-- START Data for this task --

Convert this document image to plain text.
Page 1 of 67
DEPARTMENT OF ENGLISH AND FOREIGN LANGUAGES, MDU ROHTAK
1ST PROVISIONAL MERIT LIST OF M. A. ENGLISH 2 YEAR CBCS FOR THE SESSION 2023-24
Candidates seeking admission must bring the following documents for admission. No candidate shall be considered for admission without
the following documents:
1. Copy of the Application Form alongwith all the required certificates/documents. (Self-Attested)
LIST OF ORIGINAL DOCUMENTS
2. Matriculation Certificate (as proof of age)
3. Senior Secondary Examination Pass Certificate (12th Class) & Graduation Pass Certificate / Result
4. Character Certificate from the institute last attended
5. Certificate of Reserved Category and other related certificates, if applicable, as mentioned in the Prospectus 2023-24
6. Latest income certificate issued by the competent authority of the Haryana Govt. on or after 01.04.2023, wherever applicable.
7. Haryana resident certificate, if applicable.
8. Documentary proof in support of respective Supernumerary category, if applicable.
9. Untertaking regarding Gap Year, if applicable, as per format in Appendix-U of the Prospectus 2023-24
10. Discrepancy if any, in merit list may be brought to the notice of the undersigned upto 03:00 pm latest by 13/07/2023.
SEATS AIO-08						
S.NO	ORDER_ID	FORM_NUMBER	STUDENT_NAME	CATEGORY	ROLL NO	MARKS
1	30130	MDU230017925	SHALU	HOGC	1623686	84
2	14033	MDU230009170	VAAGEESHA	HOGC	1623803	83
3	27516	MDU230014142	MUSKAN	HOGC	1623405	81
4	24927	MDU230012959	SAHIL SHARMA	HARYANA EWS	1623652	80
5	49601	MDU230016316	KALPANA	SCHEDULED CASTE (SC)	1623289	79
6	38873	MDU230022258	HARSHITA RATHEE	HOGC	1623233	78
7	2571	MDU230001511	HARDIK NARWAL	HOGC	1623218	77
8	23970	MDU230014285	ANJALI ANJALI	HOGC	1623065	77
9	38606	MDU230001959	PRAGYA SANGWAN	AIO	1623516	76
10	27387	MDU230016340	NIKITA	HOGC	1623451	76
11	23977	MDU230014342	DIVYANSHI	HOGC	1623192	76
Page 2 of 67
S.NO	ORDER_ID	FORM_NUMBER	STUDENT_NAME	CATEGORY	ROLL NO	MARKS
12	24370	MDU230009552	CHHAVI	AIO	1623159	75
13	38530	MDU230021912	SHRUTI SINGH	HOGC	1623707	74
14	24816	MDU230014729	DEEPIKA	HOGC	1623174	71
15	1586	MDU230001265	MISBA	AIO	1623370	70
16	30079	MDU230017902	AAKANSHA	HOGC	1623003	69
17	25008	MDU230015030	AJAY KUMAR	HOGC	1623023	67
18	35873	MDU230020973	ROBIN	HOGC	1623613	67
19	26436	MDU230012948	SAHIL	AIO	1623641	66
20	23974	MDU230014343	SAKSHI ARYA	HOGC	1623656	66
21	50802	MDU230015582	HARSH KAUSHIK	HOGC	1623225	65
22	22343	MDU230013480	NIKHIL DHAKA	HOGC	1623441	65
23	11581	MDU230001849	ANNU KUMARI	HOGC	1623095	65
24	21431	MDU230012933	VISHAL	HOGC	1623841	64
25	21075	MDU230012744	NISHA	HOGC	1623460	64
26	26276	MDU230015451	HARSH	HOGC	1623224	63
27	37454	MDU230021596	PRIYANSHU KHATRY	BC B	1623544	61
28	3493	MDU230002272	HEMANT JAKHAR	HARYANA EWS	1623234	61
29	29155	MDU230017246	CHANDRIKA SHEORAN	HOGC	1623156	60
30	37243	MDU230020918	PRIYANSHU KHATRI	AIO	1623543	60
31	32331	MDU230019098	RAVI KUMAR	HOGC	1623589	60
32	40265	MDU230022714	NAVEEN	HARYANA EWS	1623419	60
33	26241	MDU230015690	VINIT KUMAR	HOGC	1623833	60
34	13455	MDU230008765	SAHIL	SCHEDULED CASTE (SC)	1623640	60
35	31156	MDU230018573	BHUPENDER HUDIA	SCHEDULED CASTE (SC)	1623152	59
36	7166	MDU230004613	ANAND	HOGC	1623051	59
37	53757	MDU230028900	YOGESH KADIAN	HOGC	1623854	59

-- END Data for this task --

--- Stated task ---
Your task is to repeat every line exactly.

--- Expected answer ---
Convert this document image to plain text.
Page 1 of 67
DEPARTMENT OF ENGLISH AND FOREIGN LANGUAGES, MDU ROHTAK
1ST PROVISIONAL MERIT LIST OF M. A. ENGLISH 2 YEAR CBCS FOR THE SESSION 2023-24
Candidates seeking admission must bring the following documents for admission. No candidate shall be considered for admission without
the following documents:
1. Copy of the Application Form alongwith all the required certificates/documents. (Self-Attested)
LIST OF ORIGINAL DOCUMENTS
2. Matriculation Certificate (as proof of age)
3. Senior Secondary Examination Pass Certificate (12th Class) & Graduation Pass Certificate / Result
4. Character Certificate from the institute last attended
5. Certificate of Reserved Category and other related certificates, if applicable, as mentioned in the Prospectus 2023-24
6. Latest income certificate issued by the competent authority of the Haryana Govt. on or after 01.04.2023, wherever applicable.
7. Haryana resident certificate, if applicable.
8. Documentary proof in support of respective Supernumerary category, if applicable.
9. Untertaking regarding Gap Year, if applicable, as per format in Appendix-U of the Prospectus 2023-24
10. Discrepancy if any, in merit list may be brought to the notice of the undersigned upto 03:00 pm latest by 13/07/2023.
SEATS AIO-08						
S.NO	ORDER_ID	FORM_NUMBER	STUDENT_NAME	CATEGORY	ROLL NO	MARKS
1	30130	MDU230017925	SHALU	HOGC	1623686	84
2	14033	MDU230009170	VAAGEESHA	HOGC	1623803	83
3	27516	MDU230014142	MUSKAN	HOGC	1623405	81
4	24927	MDU230012959	SAHIL SHARMA	HARYANA EWS	1623652	80
5	49601	MDU230016316	KALPANA	SCHEDULED CASTE (SC)	1623289	79
6	38873	MDU230022258	HARSHITA RATHEE	HOGC	1623233	78
7	2571	MDU230001511	HARDIK NARWAL	HOGC	1623218	77
8	23970	MDU230014285	ANJALI ANJALI	HOGC	1623065	77
9	38606	MDU230001959	PRAGYA SANGWAN	AIO	1623516	76
10	27387	MDU230016340	NIKITA	HOGC	1623451	76
11	23977	MDU230014342	DIVYANSHI	HOGC	1623192	76
Page 2 of 67
S.NO	ORDER_ID	FORM_NUMBER	STUDENT_NAME	CATEGORY	ROLL NO	MARKS
12	24370	MDU230009552	CHHAVI	AIO	1623159	75
13	38530	MDU230021912	SHRUTI SINGH	HOGC	1623707	74
14	24816	MDU230014729	DEEPIKA	HOGC	1623174	71
15	1586	MDU230001265	MISBA	AIO	1623370	70
16	30079	MDU230017902	AAKANSHA	HOGC	1623003	69
17	25008	MDU230015030	AJAY KUMAR	HOGC	1623023	67
18	35873	MDU230020973	ROBIN	HOGC	1623613	67
19	26436	MDU230012948	SAHIL	AIO	1623641	66
20	23974	MDU230014343	SAKSHI ARYA	HOGC	1623656	66
21	50802	MDU230015582	HARSH KAUSHIK	HOGC	1623225	65
22	22343	MDU230013480	NIKHIL DHAKA	HOGC	1623441	65
23	11581	MDU230001849	ANNU KUMARI	HOGC	1623095	65
24	21431	MDU230012933	VISHAL	HOGC	1623841	64
25	21075	MDU230012744	NISHA	HOGC	1623460	64
26	26276	MDU230015451	HARSH	HOGC	1623224	63
27	37454	MDU230021596	PRIYANSHU KHATRY	BC B	1623544	61
28	3493	MDU230002272	HEMANT JAKHAR	HARYANA EWS	1623234	61
29	29155	MDU230017246	CHANDRIKA SHEORAN	HOGC	1623156	60
30	37243	MDU230020918	PRIYANSHU KHATRI	AIO	1623543	60
31	32331	MDU230019098	RAVI KUMAR	HOGC	1623589	60
32	40265	MDU230022714	NAVEEN	HARYANA EWS	1623419	60
33	26241	MDU230015690	VINIT KUMAR	HOGC	1623833	60
34	13455	MDU230008765	SAHIL	SCHEDULED CASTE (SC)	1623640	60
35	31156	MDU230018573	BHUPENDER HUDIA	SCHEDULED CASTE (SC)	1623152	59
36	7166	MDU230004613	ANAND	HOGC	1623051	59
37	53757	MDU230028900	YOGESH KADIAN	HOGC	1623854	59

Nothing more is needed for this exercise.